Reproduce the material verbatim, from its first line through the line containing "series-line: [203, 704, 579, 737]", and include both of those lines.

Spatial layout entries

[START]

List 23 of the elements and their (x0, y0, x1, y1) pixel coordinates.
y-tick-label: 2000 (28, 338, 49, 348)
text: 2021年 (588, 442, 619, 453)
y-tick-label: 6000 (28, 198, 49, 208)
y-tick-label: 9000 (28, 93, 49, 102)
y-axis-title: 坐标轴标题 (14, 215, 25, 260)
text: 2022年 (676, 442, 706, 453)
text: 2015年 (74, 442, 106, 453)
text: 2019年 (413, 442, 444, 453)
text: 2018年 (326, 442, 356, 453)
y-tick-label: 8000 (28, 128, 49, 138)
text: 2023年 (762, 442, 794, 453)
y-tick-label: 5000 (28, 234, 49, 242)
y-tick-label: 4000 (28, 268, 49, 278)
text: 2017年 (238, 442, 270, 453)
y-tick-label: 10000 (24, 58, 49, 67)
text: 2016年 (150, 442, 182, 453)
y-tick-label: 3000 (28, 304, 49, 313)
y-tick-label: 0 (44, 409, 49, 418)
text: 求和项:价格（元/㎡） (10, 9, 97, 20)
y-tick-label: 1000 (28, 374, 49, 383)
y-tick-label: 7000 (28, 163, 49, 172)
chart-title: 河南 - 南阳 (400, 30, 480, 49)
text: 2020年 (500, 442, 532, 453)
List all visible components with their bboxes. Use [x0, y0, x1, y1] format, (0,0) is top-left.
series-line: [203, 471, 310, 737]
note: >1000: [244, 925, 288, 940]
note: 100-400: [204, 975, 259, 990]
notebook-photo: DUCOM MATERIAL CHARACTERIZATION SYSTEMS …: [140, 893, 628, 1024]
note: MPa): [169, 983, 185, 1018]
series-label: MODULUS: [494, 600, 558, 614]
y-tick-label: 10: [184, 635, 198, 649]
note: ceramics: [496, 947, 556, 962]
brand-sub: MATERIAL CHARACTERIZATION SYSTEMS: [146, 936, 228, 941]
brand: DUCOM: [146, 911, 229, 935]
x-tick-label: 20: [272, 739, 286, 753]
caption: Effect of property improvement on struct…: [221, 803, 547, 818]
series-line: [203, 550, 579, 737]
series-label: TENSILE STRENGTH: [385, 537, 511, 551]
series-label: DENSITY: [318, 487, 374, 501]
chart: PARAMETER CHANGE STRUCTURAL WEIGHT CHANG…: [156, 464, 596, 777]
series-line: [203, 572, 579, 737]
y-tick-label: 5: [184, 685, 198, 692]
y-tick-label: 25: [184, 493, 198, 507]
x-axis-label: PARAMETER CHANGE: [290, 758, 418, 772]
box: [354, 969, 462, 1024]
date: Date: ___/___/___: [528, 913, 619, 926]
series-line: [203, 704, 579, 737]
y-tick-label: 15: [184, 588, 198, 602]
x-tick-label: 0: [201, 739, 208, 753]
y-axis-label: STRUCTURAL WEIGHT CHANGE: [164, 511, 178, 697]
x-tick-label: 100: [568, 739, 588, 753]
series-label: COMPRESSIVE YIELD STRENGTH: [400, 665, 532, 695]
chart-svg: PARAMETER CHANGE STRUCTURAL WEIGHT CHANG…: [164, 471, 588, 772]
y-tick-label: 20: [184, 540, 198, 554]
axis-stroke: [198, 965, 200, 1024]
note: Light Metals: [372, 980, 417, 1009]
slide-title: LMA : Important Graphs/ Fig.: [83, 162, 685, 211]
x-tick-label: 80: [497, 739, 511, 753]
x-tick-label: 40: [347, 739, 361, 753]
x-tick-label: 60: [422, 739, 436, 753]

[END]

== FINAL ANSWER ==
List 23 of the elements and their (x0, y0, x1, y1) pixel coordinates.
y-tick-label: 2000 (28, 338, 49, 348)
text: 2021年 (588, 442, 619, 453)
y-tick-label: 6000 (28, 198, 49, 208)
y-tick-label: 9000 (28, 93, 49, 102)
y-axis-title: 坐标轴标题 (14, 215, 25, 260)
text: 2022年 (676, 442, 706, 453)
text: 2015年 (74, 442, 106, 453)
text: 2019年 (413, 442, 444, 453)
text: 2018年 (326, 442, 356, 453)
y-tick-label: 8000 (28, 128, 49, 138)
text: 2023年 (762, 442, 794, 453)
y-tick-label: 5000 (28, 234, 49, 242)
y-tick-label: 4000 (28, 268, 49, 278)
text: 2017年 (238, 442, 270, 453)
y-tick-label: 10000 (24, 58, 49, 67)
text: 2016年 (150, 442, 182, 453)
y-tick-label: 3000 (28, 304, 49, 313)
y-tick-label: 0 (44, 409, 49, 418)
text: 求和项:价格（元/㎡） (10, 9, 97, 20)
y-tick-label: 1000 (28, 374, 49, 383)
y-tick-label: 7000 (28, 163, 49, 172)
chart-title: 河南 - 南阳 (400, 30, 480, 49)
text: 2020年 (500, 442, 532, 453)
List all visible components with their bboxes. Use [x0, y0, x1, y1] format, (0,0) is top-left.
series-line: [203, 471, 310, 737]
note: >1000: [244, 925, 288, 940]
note: 100-400: [204, 975, 259, 990]
notebook-photo: DUCOM MATERIAL CHARACTERIZATION SYSTEMS …: [140, 893, 628, 1024]
note: MPa): [169, 983, 185, 1018]
series-label: MODULUS: [494, 600, 558, 614]
y-tick-label: 10: [184, 635, 198, 649]
note: ceramics: [496, 947, 556, 962]
brand-sub: MATERIAL CHARACTERIZATION SYSTEMS: [146, 936, 228, 941]
brand: DUCOM: [146, 911, 229, 935]
x-tick-label: 20: [272, 739, 286, 753]
caption: Effect of property improvement on struct…: [221, 803, 547, 818]
series-line: [203, 550, 579, 737]
series-label: TENSILE STRENGTH: [385, 537, 511, 551]
series-label: DENSITY: [318, 487, 374, 501]
chart: PARAMETER CHANGE STRUCTURAL WEIGHT CHANG…: [156, 464, 596, 777]
series-line: [203, 572, 579, 737]
y-tick-label: 5: [184, 685, 198, 692]
y-tick-label: 25: [184, 493, 198, 507]
x-axis-label: PARAMETER CHANGE: [290, 758, 418, 772]
box: [354, 969, 462, 1024]
date: Date: ___/___/___: [528, 913, 619, 926]
series-line: [203, 704, 579, 737]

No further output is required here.